Figure dataset records ▸
******
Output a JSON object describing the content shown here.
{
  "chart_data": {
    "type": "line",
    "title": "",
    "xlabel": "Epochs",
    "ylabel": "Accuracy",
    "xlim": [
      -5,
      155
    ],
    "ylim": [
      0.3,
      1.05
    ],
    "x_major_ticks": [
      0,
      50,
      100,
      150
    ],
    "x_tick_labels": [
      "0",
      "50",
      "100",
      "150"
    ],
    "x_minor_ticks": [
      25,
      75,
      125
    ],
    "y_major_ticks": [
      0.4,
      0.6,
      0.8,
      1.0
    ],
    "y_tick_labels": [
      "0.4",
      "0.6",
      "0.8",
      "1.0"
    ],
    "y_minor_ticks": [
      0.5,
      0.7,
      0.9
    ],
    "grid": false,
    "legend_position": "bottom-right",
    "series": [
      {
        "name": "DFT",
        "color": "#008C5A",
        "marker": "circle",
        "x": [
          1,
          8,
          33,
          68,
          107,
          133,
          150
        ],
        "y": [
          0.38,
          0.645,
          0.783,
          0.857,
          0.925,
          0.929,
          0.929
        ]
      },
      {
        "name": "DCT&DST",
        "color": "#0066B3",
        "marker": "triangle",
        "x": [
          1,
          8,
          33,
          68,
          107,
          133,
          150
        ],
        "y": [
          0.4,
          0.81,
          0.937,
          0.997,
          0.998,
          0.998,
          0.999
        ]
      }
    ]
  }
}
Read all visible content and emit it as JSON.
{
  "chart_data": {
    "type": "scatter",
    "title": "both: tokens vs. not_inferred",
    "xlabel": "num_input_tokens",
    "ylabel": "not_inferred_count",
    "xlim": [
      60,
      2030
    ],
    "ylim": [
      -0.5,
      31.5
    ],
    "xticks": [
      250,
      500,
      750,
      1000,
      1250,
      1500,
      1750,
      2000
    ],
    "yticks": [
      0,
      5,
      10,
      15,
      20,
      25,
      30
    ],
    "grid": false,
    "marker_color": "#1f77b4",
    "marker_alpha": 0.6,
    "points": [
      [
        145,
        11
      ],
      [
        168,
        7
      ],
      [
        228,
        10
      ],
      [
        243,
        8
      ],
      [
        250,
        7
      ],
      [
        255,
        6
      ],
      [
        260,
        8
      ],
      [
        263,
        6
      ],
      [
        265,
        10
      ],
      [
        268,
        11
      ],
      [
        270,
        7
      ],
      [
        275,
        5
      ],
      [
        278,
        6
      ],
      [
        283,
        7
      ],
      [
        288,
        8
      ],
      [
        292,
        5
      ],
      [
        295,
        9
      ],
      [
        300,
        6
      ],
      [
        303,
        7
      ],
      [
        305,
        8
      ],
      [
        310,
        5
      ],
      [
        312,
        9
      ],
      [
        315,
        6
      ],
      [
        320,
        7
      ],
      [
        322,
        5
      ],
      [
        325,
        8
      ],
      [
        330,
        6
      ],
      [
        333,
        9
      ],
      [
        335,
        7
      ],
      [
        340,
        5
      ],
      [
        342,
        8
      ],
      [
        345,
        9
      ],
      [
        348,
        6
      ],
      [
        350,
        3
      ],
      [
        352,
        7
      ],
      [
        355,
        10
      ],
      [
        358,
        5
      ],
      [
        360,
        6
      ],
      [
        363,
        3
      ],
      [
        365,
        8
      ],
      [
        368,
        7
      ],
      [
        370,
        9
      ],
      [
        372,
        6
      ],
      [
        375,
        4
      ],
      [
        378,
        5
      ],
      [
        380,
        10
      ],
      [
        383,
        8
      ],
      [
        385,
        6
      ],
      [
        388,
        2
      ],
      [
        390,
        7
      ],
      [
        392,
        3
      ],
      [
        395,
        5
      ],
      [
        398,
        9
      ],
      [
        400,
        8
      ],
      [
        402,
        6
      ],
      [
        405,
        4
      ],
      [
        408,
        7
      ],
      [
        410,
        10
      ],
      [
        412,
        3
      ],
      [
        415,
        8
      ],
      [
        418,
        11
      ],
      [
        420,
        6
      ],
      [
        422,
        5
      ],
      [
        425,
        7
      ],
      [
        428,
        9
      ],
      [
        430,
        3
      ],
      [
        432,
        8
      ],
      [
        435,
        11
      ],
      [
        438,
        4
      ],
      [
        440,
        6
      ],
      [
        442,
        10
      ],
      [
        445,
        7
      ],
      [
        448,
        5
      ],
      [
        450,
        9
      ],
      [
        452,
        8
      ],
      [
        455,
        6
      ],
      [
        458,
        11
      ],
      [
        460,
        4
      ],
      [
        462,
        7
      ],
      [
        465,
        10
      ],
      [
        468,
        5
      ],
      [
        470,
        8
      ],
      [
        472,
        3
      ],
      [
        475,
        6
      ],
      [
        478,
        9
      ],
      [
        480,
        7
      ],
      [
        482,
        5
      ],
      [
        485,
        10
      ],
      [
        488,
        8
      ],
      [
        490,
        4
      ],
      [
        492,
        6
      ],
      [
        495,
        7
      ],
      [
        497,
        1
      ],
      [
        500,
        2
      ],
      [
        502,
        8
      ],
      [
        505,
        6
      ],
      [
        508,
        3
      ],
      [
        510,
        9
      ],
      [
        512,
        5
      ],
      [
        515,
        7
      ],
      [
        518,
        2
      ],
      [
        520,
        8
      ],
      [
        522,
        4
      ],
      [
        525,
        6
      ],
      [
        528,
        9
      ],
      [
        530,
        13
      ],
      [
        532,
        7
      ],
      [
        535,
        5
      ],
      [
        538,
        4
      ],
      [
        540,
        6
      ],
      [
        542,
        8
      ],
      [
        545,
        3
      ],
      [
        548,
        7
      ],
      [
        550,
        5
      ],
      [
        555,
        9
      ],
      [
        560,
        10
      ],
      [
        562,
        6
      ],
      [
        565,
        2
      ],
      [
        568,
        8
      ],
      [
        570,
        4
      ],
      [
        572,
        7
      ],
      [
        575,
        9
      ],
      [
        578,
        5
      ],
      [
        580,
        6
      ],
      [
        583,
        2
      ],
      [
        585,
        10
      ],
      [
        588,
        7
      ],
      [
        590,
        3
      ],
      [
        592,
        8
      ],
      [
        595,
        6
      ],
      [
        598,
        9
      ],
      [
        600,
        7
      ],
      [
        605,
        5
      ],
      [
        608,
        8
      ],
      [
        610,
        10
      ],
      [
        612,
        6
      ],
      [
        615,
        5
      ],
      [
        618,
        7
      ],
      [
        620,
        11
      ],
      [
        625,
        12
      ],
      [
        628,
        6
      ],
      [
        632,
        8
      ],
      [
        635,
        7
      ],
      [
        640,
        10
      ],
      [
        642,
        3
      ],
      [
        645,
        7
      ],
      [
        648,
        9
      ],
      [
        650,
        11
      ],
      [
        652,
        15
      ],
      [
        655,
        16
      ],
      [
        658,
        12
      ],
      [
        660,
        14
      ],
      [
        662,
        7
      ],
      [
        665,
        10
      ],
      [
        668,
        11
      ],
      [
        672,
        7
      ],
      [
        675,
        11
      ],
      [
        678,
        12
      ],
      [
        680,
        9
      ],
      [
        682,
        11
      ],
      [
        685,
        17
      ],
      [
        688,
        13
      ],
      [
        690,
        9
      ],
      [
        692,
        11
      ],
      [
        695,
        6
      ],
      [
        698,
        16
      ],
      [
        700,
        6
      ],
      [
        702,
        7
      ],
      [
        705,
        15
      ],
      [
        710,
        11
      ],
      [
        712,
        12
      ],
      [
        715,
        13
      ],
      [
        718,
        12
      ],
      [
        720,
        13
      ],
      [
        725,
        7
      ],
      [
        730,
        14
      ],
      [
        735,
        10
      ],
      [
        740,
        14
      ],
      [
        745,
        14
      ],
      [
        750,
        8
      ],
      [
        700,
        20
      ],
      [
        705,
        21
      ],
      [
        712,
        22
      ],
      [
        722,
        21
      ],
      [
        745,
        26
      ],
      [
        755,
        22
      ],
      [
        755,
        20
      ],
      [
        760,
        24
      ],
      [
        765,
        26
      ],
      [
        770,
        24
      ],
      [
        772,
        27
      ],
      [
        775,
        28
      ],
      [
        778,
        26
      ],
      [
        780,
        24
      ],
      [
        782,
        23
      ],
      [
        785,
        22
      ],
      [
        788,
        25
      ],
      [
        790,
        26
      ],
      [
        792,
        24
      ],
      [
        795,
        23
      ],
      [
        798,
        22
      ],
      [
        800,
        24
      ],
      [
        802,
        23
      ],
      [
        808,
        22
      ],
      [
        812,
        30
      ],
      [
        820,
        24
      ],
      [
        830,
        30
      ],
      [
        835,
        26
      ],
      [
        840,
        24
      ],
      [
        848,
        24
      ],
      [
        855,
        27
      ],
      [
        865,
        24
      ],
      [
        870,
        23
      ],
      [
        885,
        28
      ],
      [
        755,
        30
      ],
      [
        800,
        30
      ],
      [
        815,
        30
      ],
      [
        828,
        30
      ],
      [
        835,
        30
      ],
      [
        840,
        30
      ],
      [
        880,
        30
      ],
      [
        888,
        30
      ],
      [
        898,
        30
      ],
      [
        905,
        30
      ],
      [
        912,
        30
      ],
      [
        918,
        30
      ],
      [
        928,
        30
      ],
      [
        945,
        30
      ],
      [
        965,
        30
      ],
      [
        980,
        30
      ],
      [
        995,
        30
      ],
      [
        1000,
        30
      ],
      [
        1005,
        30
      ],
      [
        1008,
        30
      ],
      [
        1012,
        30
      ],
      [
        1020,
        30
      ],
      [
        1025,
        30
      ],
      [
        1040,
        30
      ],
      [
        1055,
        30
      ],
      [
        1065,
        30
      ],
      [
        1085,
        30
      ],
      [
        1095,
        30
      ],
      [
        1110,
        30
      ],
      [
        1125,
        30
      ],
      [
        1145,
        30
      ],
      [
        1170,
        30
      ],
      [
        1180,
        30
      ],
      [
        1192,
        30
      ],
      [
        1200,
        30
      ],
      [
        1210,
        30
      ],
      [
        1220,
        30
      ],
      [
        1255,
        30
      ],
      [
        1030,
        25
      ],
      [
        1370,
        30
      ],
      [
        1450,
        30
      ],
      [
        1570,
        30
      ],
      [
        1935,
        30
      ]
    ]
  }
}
******
EXERCISE ▸ Of the lines in the material, how many hold the word "xlabel"? Reply with the number only.

RESULT ▸ 2